(Stored data)
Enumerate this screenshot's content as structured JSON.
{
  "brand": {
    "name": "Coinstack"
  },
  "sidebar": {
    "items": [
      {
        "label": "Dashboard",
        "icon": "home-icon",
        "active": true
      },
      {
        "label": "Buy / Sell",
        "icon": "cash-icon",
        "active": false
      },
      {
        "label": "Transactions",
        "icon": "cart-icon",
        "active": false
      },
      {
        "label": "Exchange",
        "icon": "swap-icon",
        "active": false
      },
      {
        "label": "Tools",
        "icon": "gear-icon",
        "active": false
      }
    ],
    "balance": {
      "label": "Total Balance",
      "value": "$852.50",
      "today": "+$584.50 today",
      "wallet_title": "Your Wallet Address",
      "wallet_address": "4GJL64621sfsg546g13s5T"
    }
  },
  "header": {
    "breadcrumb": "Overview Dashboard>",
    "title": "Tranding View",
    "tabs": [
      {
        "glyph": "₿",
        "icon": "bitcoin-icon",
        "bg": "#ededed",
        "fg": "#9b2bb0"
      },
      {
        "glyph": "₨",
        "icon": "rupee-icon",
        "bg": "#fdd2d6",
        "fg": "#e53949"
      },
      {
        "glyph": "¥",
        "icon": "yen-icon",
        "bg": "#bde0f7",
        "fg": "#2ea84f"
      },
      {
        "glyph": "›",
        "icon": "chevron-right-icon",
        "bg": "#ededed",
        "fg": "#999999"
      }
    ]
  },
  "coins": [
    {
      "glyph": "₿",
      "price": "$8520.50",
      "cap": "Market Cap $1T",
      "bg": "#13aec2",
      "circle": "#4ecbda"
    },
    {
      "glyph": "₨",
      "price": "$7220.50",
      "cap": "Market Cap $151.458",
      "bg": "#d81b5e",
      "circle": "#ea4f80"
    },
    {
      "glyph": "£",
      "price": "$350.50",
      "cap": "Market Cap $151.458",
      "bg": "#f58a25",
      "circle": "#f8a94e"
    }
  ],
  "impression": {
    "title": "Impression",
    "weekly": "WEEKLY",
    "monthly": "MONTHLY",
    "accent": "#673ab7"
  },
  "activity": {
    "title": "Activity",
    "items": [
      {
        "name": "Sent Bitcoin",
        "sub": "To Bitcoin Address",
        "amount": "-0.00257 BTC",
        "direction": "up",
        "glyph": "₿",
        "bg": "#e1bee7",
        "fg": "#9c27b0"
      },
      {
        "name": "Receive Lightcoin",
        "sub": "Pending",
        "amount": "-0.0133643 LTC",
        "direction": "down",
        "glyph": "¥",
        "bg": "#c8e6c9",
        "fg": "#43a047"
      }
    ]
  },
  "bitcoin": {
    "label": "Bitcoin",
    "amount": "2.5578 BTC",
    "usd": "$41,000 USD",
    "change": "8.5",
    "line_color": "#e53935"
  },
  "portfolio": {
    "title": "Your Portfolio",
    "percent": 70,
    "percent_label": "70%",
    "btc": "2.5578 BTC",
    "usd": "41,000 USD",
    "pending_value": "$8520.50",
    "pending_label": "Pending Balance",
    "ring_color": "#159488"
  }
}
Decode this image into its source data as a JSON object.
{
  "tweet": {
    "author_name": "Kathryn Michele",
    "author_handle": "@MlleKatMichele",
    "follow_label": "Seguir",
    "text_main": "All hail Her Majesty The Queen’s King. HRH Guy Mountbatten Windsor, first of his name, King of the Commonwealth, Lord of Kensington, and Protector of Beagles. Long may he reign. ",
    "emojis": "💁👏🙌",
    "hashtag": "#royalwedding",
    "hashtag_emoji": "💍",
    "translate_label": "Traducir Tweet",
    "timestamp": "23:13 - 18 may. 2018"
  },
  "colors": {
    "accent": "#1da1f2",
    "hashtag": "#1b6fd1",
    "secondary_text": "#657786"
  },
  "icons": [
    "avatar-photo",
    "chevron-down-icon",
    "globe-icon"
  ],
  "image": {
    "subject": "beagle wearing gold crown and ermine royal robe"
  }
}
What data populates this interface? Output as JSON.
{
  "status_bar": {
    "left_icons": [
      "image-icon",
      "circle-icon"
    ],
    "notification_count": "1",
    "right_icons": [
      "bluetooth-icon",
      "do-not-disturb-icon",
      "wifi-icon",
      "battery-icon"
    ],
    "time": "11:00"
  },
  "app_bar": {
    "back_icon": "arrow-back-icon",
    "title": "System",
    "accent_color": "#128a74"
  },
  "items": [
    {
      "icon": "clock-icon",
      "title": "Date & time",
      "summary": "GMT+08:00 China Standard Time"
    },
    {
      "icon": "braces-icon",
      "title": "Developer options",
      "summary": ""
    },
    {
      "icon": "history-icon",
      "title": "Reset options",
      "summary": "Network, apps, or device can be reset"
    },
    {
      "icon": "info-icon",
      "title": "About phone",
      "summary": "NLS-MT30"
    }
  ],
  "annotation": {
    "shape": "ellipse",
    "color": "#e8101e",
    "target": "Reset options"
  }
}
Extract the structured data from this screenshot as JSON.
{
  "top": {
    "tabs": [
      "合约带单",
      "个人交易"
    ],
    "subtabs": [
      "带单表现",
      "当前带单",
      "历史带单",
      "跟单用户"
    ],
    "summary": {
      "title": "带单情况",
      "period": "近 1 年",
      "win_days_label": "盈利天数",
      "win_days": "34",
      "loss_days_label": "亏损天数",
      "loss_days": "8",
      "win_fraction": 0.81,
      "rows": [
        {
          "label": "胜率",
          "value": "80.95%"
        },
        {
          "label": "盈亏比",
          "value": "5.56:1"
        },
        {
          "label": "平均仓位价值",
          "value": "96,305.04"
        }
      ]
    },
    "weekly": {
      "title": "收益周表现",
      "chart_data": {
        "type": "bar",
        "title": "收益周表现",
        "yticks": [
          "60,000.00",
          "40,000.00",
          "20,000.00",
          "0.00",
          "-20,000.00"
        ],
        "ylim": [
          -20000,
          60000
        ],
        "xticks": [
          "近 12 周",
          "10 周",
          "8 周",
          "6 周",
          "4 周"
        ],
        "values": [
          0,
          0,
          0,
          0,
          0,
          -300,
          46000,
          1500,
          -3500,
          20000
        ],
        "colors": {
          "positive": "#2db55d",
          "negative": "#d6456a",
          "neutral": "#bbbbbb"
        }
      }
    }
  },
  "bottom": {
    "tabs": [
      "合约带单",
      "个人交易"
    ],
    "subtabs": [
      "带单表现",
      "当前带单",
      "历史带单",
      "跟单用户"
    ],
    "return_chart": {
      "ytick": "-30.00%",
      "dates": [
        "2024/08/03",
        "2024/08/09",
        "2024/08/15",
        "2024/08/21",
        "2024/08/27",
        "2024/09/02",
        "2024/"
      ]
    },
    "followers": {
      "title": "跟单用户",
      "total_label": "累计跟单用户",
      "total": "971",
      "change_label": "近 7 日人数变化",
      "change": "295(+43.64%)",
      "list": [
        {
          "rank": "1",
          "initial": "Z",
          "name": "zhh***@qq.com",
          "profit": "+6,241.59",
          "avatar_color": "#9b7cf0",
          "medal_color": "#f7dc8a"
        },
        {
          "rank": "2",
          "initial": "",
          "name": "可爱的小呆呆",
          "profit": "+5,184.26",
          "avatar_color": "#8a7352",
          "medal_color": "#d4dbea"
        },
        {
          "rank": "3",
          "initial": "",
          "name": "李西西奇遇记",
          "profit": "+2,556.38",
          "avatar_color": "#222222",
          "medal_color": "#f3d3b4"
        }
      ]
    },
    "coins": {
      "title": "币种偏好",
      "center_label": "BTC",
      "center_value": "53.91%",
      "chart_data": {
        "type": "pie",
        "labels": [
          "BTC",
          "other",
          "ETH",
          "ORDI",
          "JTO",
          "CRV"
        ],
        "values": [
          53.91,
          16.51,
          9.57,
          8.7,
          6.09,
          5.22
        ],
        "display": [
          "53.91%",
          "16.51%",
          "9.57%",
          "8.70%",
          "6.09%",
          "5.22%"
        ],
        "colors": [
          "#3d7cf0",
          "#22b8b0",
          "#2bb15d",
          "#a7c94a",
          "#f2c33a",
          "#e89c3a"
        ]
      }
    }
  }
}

What the exercise asks >>
From the data above, copy each line where the string "circle" appears.

Response to the exercise >>
      "circle": "#4ecbda"
      "circle": "#ea4f80"
      "circle": "#f8a94e"
      "circle-icon"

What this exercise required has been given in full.